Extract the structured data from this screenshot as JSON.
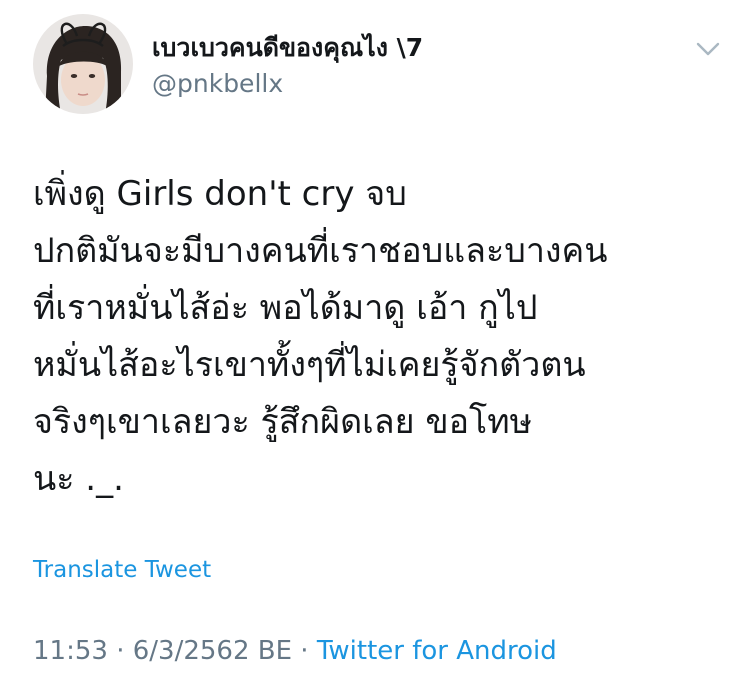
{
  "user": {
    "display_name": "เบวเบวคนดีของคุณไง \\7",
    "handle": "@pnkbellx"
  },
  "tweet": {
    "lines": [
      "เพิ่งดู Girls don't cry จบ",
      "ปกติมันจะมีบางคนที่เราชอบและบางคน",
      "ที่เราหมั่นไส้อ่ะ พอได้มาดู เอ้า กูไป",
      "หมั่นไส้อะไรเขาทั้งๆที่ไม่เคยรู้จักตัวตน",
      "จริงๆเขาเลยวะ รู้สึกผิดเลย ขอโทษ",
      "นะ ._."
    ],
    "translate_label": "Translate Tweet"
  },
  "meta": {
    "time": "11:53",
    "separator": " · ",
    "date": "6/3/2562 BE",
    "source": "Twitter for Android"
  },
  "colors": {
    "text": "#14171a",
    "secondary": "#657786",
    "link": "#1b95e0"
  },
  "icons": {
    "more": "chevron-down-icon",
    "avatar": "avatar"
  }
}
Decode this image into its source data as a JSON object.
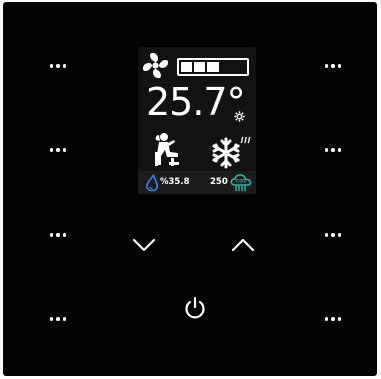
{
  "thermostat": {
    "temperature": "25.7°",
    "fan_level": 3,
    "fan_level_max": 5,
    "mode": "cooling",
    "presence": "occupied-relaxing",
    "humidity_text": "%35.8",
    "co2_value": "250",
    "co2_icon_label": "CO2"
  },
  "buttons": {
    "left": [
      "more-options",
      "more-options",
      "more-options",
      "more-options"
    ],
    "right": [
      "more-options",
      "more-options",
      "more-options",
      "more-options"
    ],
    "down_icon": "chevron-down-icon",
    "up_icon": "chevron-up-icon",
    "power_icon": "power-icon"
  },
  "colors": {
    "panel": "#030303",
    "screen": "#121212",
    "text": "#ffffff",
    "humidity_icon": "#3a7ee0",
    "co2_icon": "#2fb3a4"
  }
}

-------

## THE EXERCISE
Determine how many lines of the material include the string "JSON". Output only that count.

## ANSWER TO THE EXERCISE
2